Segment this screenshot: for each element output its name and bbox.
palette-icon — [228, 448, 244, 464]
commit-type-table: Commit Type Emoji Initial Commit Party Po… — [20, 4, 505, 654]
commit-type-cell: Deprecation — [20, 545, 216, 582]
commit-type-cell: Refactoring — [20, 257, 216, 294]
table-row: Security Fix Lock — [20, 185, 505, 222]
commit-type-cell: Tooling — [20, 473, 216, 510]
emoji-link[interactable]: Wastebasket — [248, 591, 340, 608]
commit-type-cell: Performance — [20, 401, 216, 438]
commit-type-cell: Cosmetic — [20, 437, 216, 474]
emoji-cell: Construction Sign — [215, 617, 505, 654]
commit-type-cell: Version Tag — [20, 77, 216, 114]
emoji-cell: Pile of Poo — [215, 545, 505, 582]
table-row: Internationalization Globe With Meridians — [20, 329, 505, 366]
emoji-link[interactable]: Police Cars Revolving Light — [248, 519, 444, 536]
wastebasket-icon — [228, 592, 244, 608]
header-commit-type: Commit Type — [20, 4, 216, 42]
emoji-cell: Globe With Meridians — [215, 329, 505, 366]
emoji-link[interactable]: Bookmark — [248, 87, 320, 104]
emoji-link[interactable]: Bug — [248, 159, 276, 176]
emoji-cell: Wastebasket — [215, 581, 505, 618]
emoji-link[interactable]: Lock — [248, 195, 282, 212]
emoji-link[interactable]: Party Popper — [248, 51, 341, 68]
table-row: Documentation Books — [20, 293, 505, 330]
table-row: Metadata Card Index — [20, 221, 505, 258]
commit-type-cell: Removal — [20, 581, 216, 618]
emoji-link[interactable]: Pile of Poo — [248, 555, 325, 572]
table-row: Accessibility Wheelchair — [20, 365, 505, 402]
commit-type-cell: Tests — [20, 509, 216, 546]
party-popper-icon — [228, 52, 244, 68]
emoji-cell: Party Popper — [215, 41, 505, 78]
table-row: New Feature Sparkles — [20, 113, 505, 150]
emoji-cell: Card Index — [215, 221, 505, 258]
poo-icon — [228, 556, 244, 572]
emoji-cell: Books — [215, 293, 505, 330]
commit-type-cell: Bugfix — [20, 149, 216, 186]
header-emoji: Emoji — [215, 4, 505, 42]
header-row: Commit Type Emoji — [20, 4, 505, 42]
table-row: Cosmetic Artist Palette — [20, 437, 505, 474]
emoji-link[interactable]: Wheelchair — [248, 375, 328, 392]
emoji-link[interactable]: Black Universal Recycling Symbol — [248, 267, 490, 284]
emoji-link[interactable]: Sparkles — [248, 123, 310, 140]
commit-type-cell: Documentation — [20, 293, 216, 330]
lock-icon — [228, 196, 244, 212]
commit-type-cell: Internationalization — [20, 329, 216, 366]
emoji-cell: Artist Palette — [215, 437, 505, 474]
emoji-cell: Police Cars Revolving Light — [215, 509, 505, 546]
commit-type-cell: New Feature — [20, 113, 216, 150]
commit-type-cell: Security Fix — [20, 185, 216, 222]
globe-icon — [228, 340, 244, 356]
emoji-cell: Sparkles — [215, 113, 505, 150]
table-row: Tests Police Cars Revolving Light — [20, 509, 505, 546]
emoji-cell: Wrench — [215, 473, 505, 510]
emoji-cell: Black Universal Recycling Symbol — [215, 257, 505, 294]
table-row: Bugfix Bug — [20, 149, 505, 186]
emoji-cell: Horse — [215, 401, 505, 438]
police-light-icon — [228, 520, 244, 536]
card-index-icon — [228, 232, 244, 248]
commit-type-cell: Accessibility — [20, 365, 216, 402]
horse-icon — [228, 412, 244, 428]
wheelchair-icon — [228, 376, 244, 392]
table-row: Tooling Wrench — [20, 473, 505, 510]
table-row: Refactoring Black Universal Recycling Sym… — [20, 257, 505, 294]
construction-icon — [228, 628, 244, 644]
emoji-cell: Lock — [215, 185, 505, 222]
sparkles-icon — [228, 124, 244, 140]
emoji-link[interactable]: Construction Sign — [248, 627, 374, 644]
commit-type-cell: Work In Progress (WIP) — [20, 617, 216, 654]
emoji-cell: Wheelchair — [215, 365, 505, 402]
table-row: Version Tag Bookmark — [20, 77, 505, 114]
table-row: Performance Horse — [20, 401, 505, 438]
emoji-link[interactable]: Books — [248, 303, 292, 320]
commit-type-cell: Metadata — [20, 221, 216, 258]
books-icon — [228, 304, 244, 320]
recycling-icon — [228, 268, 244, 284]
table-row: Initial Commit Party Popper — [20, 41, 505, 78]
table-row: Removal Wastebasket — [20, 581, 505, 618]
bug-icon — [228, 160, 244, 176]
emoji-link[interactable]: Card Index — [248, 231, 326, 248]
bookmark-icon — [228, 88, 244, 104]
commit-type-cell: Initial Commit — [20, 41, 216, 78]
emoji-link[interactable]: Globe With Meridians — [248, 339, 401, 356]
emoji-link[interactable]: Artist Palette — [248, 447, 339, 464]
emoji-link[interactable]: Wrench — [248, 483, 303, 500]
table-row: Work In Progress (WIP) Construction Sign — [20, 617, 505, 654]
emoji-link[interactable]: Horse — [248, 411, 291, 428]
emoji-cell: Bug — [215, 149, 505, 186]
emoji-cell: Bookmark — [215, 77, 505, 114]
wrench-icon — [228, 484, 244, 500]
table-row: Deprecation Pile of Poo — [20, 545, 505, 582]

•••

§ WHAT YOU NEED TO DO
Reproduce every line of the listing above word for word, without changing anything.

§ RESULT OF THIS EXERCISE
Segment this screenshot: for each element output its name and bbox.
palette-icon — [228, 448, 244, 464]
commit-type-table: Commit Type Emoji Initial Commit Party Po… — [20, 4, 505, 654]
commit-type-cell: Deprecation — [20, 545, 216, 582]
commit-type-cell: Refactoring — [20, 257, 216, 294]
table-row: Security Fix Lock — [20, 185, 505, 222]
commit-type-cell: Tooling — [20, 473, 216, 510]
emoji-link[interactable]: Wastebasket — [248, 591, 340, 608]
commit-type-cell: Performance — [20, 401, 216, 438]
commit-type-cell: Cosmetic — [20, 437, 216, 474]
emoji-cell: Construction Sign — [215, 617, 505, 654]
commit-type-cell: Version Tag — [20, 77, 216, 114]
emoji-cell: Pile of Poo — [215, 545, 505, 582]
table-row: Internationalization Globe With Meridians — [20, 329, 505, 366]
emoji-link[interactable]: Police Cars Revolving Light — [248, 519, 444, 536]
wastebasket-icon — [228, 592, 244, 608]
header-commit-type: Commit Type — [20, 4, 216, 42]
emoji-cell: Globe With Meridians — [215, 329, 505, 366]
emoji-link[interactable]: Bookmark — [248, 87, 320, 104]
emoji-link[interactable]: Bug — [248, 159, 276, 176]
emoji-cell: Wastebasket — [215, 581, 505, 618]
emoji-link[interactable]: Lock — [248, 195, 282, 212]
emoji-link[interactable]: Party Popper — [248, 51, 341, 68]
table-row: Documentation Books — [20, 293, 505, 330]
table-row: Metadata Card Index — [20, 221, 505, 258]
commit-type-cell: Removal — [20, 581, 216, 618]
emoji-link[interactable]: Pile of Poo — [248, 555, 325, 572]
table-row: Accessibility Wheelchair — [20, 365, 505, 402]
commit-type-cell: Tests — [20, 509, 216, 546]
party-popper-icon — [228, 52, 244, 68]
emoji-cell: Party Popper — [215, 41, 505, 78]
table-row: New Feature Sparkles — [20, 113, 505, 150]
emoji-cell: Card Index — [215, 221, 505, 258]
poo-icon — [228, 556, 244, 572]
emoji-cell: Books — [215, 293, 505, 330]
commit-type-cell: Bugfix — [20, 149, 216, 186]
header-emoji: Emoji — [215, 4, 505, 42]
header-row: Commit Type Emoji — [20, 4, 505, 42]
table-row: Cosmetic Artist Palette — [20, 437, 505, 474]
emoji-link[interactable]: Wheelchair — [248, 375, 328, 392]
emoji-link[interactable]: Black Universal Recycling Symbol — [248, 267, 490, 284]
emoji-link[interactable]: Sparkles — [248, 123, 310, 140]
commit-type-cell: Documentation — [20, 293, 216, 330]
lock-icon — [228, 196, 244, 212]
commit-type-cell: Internationalization — [20, 329, 216, 366]
emoji-cell: Artist Palette — [215, 437, 505, 474]
emoji-cell: Police Cars Revolving Light — [215, 509, 505, 546]
commit-type-cell: New Feature — [20, 113, 216, 150]
commit-type-cell: Security Fix — [20, 185, 216, 222]
globe-icon — [228, 340, 244, 356]
emoji-cell: Sparkles — [215, 113, 505, 150]
table-row: Tests Police Cars Revolving Light — [20, 509, 505, 546]
emoji-cell: Wrench — [215, 473, 505, 510]
emoji-cell: Black Universal Recycling Symbol — [215, 257, 505, 294]
table-row: Bugfix Bug — [20, 149, 505, 186]
emoji-cell: Horse — [215, 401, 505, 438]
police-light-icon — [228, 520, 244, 536]
card-index-icon — [228, 232, 244, 248]
commit-type-cell: Accessibility — [20, 365, 216, 402]
horse-icon — [228, 412, 244, 428]
wheelchair-icon — [228, 376, 244, 392]
table-row: Tooling Wrench — [20, 473, 505, 510]
table-row: Refactoring Black Universal Recycling Sym… — [20, 257, 505, 294]
construction-icon — [228, 628, 244, 644]
emoji-cell: Lock — [215, 185, 505, 222]
sparkles-icon — [228, 124, 244, 140]
emoji-link[interactable]: Construction Sign — [248, 627, 374, 644]
commit-type-cell: Work In Progress (WIP) — [20, 617, 216, 654]
emoji-cell: Wheelchair — [215, 365, 505, 402]
table-row: Version Tag Bookmark — [20, 77, 505, 114]
table-row: Performance Horse — [20, 401, 505, 438]
emoji-link[interactable]: Books — [248, 303, 292, 320]
commit-type-cell: Metadata — [20, 221, 216, 258]
books-icon — [228, 304, 244, 320]
recycling-icon — [228, 268, 244, 284]
table-row: Initial Commit Party Popper — [20, 41, 505, 78]
table-row: Removal Wastebasket — [20, 581, 505, 618]
bug-icon — [228, 160, 244, 176]
emoji-link[interactable]: Card Index — [248, 231, 326, 248]
bookmark-icon — [228, 88, 244, 104]
commit-type-cell: Initial Commit — [20, 41, 216, 78]
emoji-link[interactable]: Globe With Meridians — [248, 339, 401, 356]
emoji-link[interactable]: Artist Palette — [248, 447, 339, 464]
emoji-link[interactable]: Wrench — [248, 483, 303, 500]
table-row: Work In Progress (WIP) Construction Sign — [20, 617, 505, 654]
emoji-link[interactable]: Horse — [248, 411, 291, 428]
emoji-cell: Bug — [215, 149, 505, 186]
emoji-cell: Bookmark — [215, 77, 505, 114]
wrench-icon — [228, 484, 244, 500]
table-row: Deprecation Pile of Poo — [20, 545, 505, 582]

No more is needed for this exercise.